### WHAT YOU HAVE TO DO
Reproduce the full listing below unchanged, apart from the pictures.

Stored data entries
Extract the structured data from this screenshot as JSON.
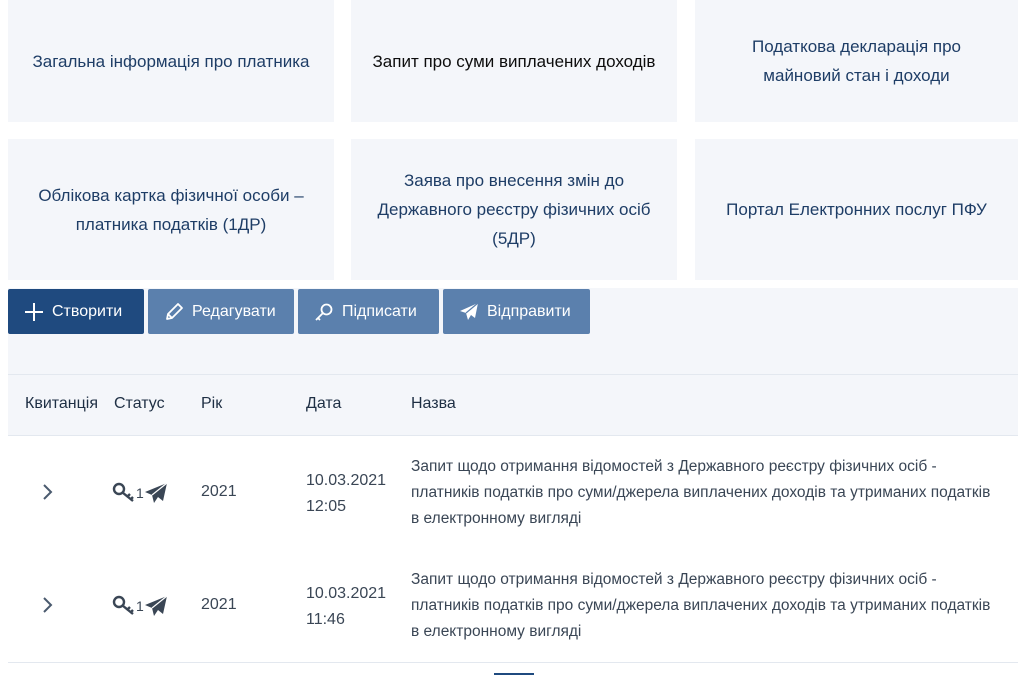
{
  "tiles": [
    {
      "label": "Загальна інформація про платника"
    },
    {
      "label": "Запит про суми виплачених доходів"
    },
    {
      "label": "Податкова декларація про майновий стан і доходи"
    },
    {
      "label": "Облікова картка фізичної особи – платника податків (1ДР)"
    },
    {
      "label": "Заява про внесення змін до Державного реєстру фізичних осіб (5ДР)"
    },
    {
      "label": "Портал Електронних послуг ПФУ"
    }
  ],
  "toolbar": {
    "create_label": "Створити",
    "edit_label": "Редагувати",
    "sign_label": "Підписати",
    "send_label": "Відправити"
  },
  "table": {
    "columns": [
      "Квитанція",
      "Статус",
      "Рік",
      "Дата",
      "Назва"
    ],
    "rows": [
      {
        "status_count": "1",
        "year": "2021",
        "date": "10.03.2021",
        "time": "12:05",
        "name": "Запит щодо отримання відомостей з Державного реєстру фізичних осіб - платників податків про суми/джерела виплачених доходів та утриманих податків в електронному вигляді"
      },
      {
        "status_count": "1",
        "year": "2021",
        "date": "10.03.2021",
        "time": "11:46",
        "name": "Запит щодо отримання відомостей з Державного реєстру фізичних осіб - платників податків про суми/джерела виплачених доходів та утриманих податків в електронному вигляді"
      }
    ]
  },
  "colors": {
    "primary": "#1f4a7f",
    "secondary": "#5b80ad",
    "tile_bg": "#f4f6fa",
    "tile_text": "#1e3d66"
  },
  "icons": [
    "plus-icon",
    "pencil-icon",
    "key-icon",
    "paper-plane-icon",
    "chevron-right-icon"
  ]
}
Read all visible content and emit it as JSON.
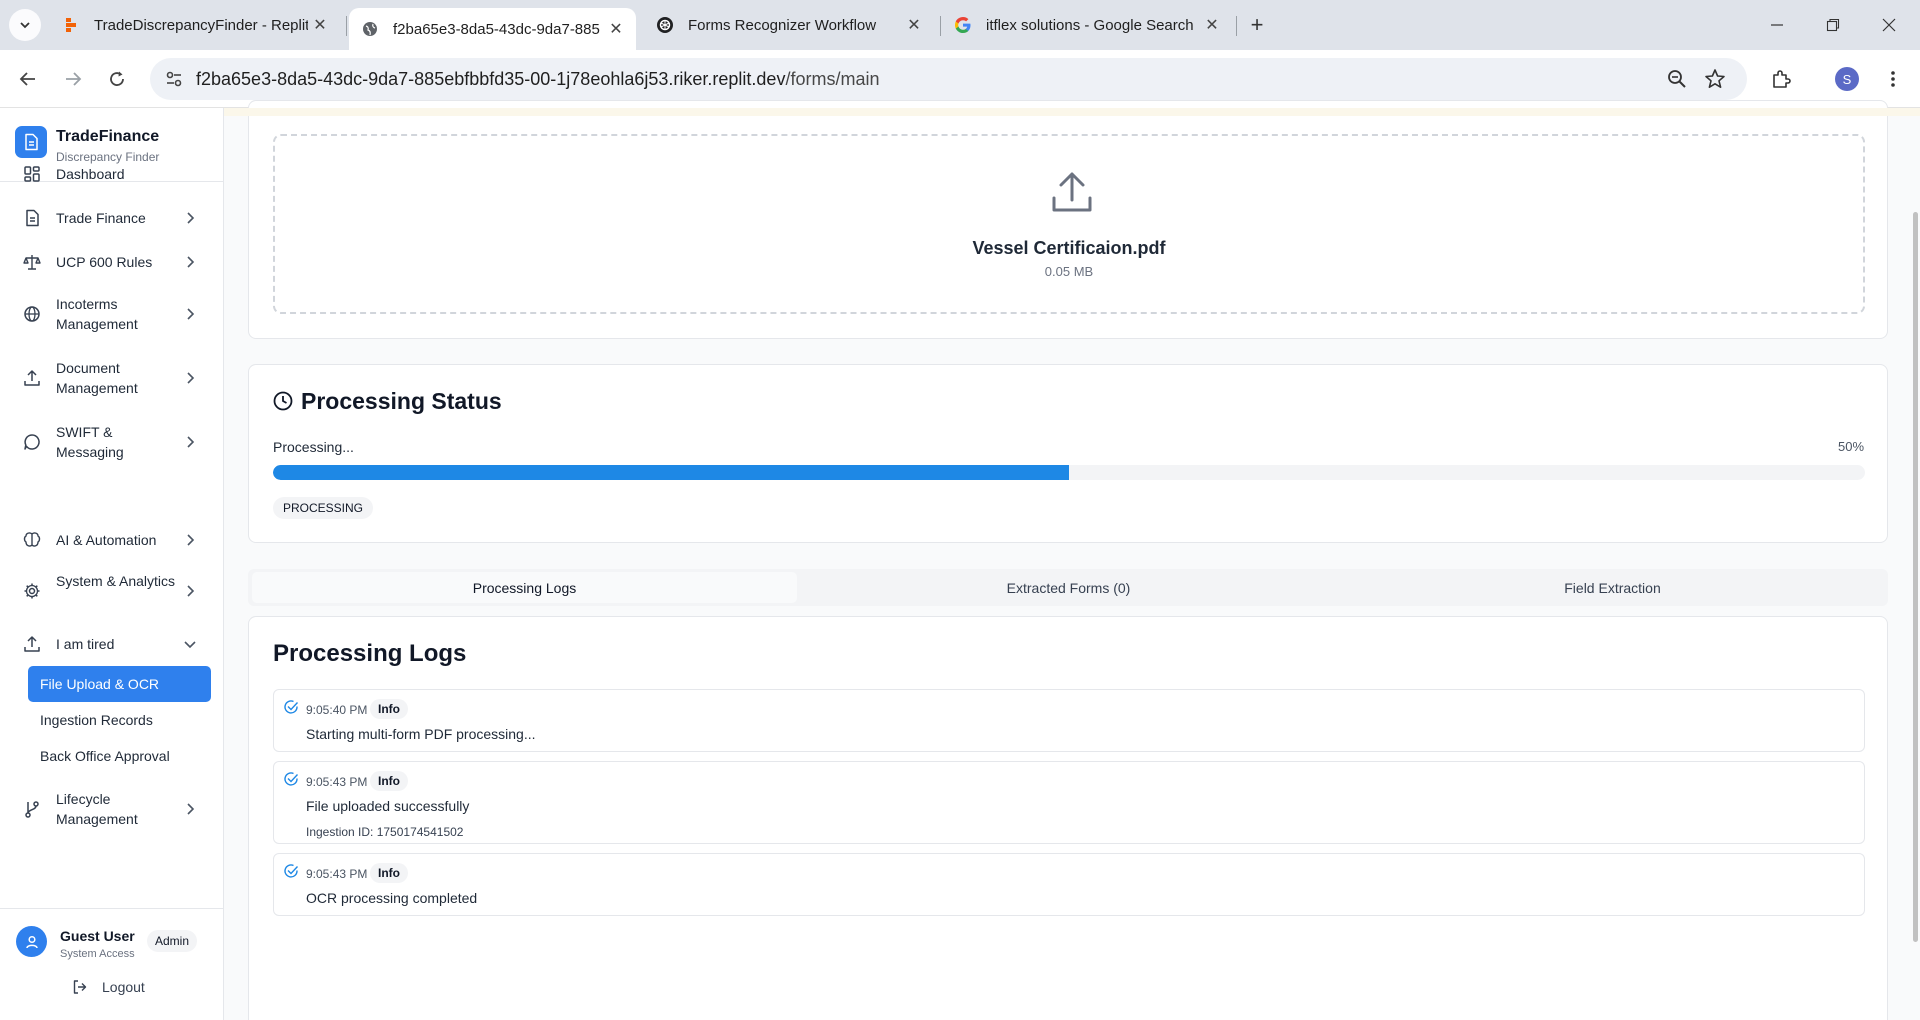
{
  "browser": {
    "tabs": [
      {
        "title": "TradeDiscrepancyFinder - Replit",
        "icon": "replit-icon"
      },
      {
        "title": "f2ba65e3-8da5-43dc-9da7-885",
        "icon": "globe-icon"
      },
      {
        "title": "Forms Recognizer Workflow",
        "icon": "openai-icon"
      },
      {
        "title": "itflex solutions - Google Search",
        "icon": "google-icon"
      }
    ],
    "url_host": "f2ba65e3-8da5-43dc-9da7-885ebfbbfd35-00-1j78eohla6j53.riker.replit.dev",
    "url_path": "/forms/main",
    "profile_initial": "S"
  },
  "sidebar": {
    "brand_title": "TradeFinance",
    "brand_subtitle": "Discrepancy Finder",
    "items": [
      {
        "label": "Dashboard",
        "icon": "dashboard-icon"
      },
      {
        "label": "Trade Finance",
        "icon": "document-icon"
      },
      {
        "label": "UCP 600 Rules",
        "icon": "scale-icon"
      },
      {
        "label": "Incoterms Management",
        "icon": "globe-icon"
      },
      {
        "label": "Document Management",
        "icon": "upload-icon"
      },
      {
        "label": "SWIFT & Messaging",
        "icon": "chat-icon"
      },
      {
        "label": "AI & Automation",
        "icon": "brain-icon"
      },
      {
        "label": "System & Analytics",
        "icon": "gear-icon"
      },
      {
        "label": "I am tired",
        "icon": "upload-icon"
      },
      {
        "label": "Lifecycle Management",
        "icon": "git-branch-icon"
      }
    ],
    "sub_items": [
      {
        "label": "File Upload & OCR"
      },
      {
        "label": "Ingestion Records"
      },
      {
        "label": "Back Office Approval"
      }
    ],
    "user": {
      "name": "Guest User",
      "role": "System Access",
      "badge": "Admin",
      "logout": "Logout"
    }
  },
  "upload": {
    "file_name": "Vessel Certificaion.pdf",
    "file_size": "0.05 MB"
  },
  "status": {
    "title": "Processing Status",
    "state_text": "Processing...",
    "percent_label": "50%",
    "progress": 0.5,
    "badge": "PROCESSING"
  },
  "tabs": [
    {
      "label": "Processing Logs"
    },
    {
      "label": "Extracted Forms (0)"
    },
    {
      "label": "Field Extraction"
    }
  ],
  "logs": {
    "title": "Processing Logs",
    "entries": [
      {
        "time": "9:05:40 PM",
        "level": "Info",
        "message": "Starting multi-form PDF processing...",
        "detail": ""
      },
      {
        "time": "9:05:43 PM",
        "level": "Info",
        "message": "File uploaded successfully",
        "detail": "Ingestion ID: 1750174541502"
      },
      {
        "time": "9:05:43 PM",
        "level": "Info",
        "message": "OCR processing completed",
        "detail": ""
      }
    ]
  },
  "colors": {
    "accent": "#2f80ed",
    "progress": "#1e88e5",
    "success_check": "#1e88e5"
  }
}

### TASK SOLUTION
Extract the structured data from this screenshot as JSON.
{
  "tiles": [
    {
      "label": "Загальна інформація про платника"
    },
    {
      "label": "Запит про суми виплачених доходів"
    },
    {
      "label": "Податкова декларація про майновий стан і доходи"
    },
    {
      "label": "Облікова картка фізичної особи – платника податків (1ДР)"
    },
    {
      "label": "Заява про внесення змін до Державного реєстру фізичних осіб (5ДР)"
    },
    {
      "label": "Портал Електронних послуг ПФУ"
    }
  ],
  "toolbar": {
    "create_label": "Створити",
    "edit_label": "Редагувати",
    "sign_label": "Підписати",
    "send_label": "Відправити"
  },
  "table": {
    "columns": [
      "Квитанція",
      "Статус",
      "Рік",
      "Дата",
      "Назва"
    ],
    "rows": [
      {
        "status_count": "1",
        "year": "2021",
        "date": "10.03.2021",
        "time": "12:05",
        "name": "Запит щодо отримання відомостей з Державного реєстру фізичних осіб - платників податків про суми/джерела виплачених доходів та утриманих податків в електронному вигляді"
      },
      {
        "status_count": "1",
        "year": "2021",
        "date": "10.03.2021",
        "time": "11:46",
        "name": "Запит щодо отримання відомостей з Державного реєстру фізичних осіб - платників податків про суми/джерела виплачених доходів та утриманих податків в електронному вигляді"
      }
    ]
  },
  "colors": {
    "primary": "#1f4a7f",
    "secondary": "#5b80ad",
    "tile_bg": "#f4f6fa",
    "tile_text": "#1e3d66"
  },
  "icons": [
    "plus-icon",
    "pencil-icon",
    "key-icon",
    "paper-plane-icon",
    "chevron-right-icon"
  ]
}
Read all visible content and emit it as JSON.
{
  "browser": {
    "tabs": [
      {
        "title": "TradeDiscrepancyFinder - Replit",
        "icon": "replit-icon"
      },
      {
        "title": "f2ba65e3-8da5-43dc-9da7-885",
        "icon": "globe-icon"
      },
      {
        "title": "Forms Recognizer Workflow",
        "icon": "openai-icon"
      },
      {
        "title": "itflex solutions - Google Search",
        "icon": "google-icon"
      }
    ],
    "url_host": "f2ba65e3-8da5-43dc-9da7-885ebfbbfd35-00-1j78eohla6j53.riker.replit.dev",
    "url_path": "/forms/main",
    "profile_initial": "S"
  },
  "sidebar": {
    "brand_title": "TradeFinance",
    "brand_subtitle": "Discrepancy Finder",
    "items": [
      {
        "label": "Dashboard",
        "icon": "dashboard-icon"
      },
      {
        "label": "Trade Finance",
        "icon": "document-icon"
      },
      {
        "label": "UCP 600 Rules",
        "icon": "scale-icon"
      },
      {
        "label": "Incoterms Management",
        "icon": "globe-icon"
      },
      {
        "label": "Document Management",
        "icon": "upload-icon"
      },
      {
        "label": "SWIFT & Messaging",
        "icon": "chat-icon"
      },
      {
        "label": "AI & Automation",
        "icon": "brain-icon"
      },
      {
        "label": "System & Analytics",
        "icon": "gear-icon"
      },
      {
        "label": "I am tired",
        "icon": "upload-icon"
      },
      {
        "label": "Lifecycle Management",
        "icon": "git-branch-icon"
      }
    ],
    "sub_items": [
      {
        "label": "File Upload & OCR"
      },
      {
        "label": "Ingestion Records"
      },
      {
        "label": "Back Office Approval"
      }
    ],
    "user": {
      "name": "Guest User",
      "role": "System Access",
      "badge": "Admin",
      "logout": "Logout"
    }
  },
  "upload": {
    "file_name": "Vessel Certificaion.pdf",
    "file_size": "0.05 MB"
  },
  "status": {
    "title": "Processing Status",
    "state_text": "Processing...",
    "percent_label": "50%",
    "progress": 0.5,
    "badge": "PROCESSING"
  },
  "tabs": [
    {
      "label": "Processing Logs"
    },
    {
      "label": "Extracted Forms (0)"
    },
    {
      "label": "Field Extraction"
    }
  ],
  "logs": {
    "title": "Processing Logs",
    "entries": [
      {
        "time": "9:05:40 PM",
        "level": "Info",
        "message": "Starting multi-form PDF processing...",
        "detail": ""
      },
      {
        "time": "9:05:43 PM",
        "level": "Info",
        "message": "File uploaded successfully",
        "detail": "Ingestion ID: 1750174541502"
      },
      {
        "time": "9:05:43 PM",
        "level": "Info",
        "message": "OCR processing completed",
        "detail": ""
      }
    ]
  },
  "colors": {
    "accent": "#2f80ed",
    "progress": "#1e88e5",
    "success_check": "#1e88e5"
  }
}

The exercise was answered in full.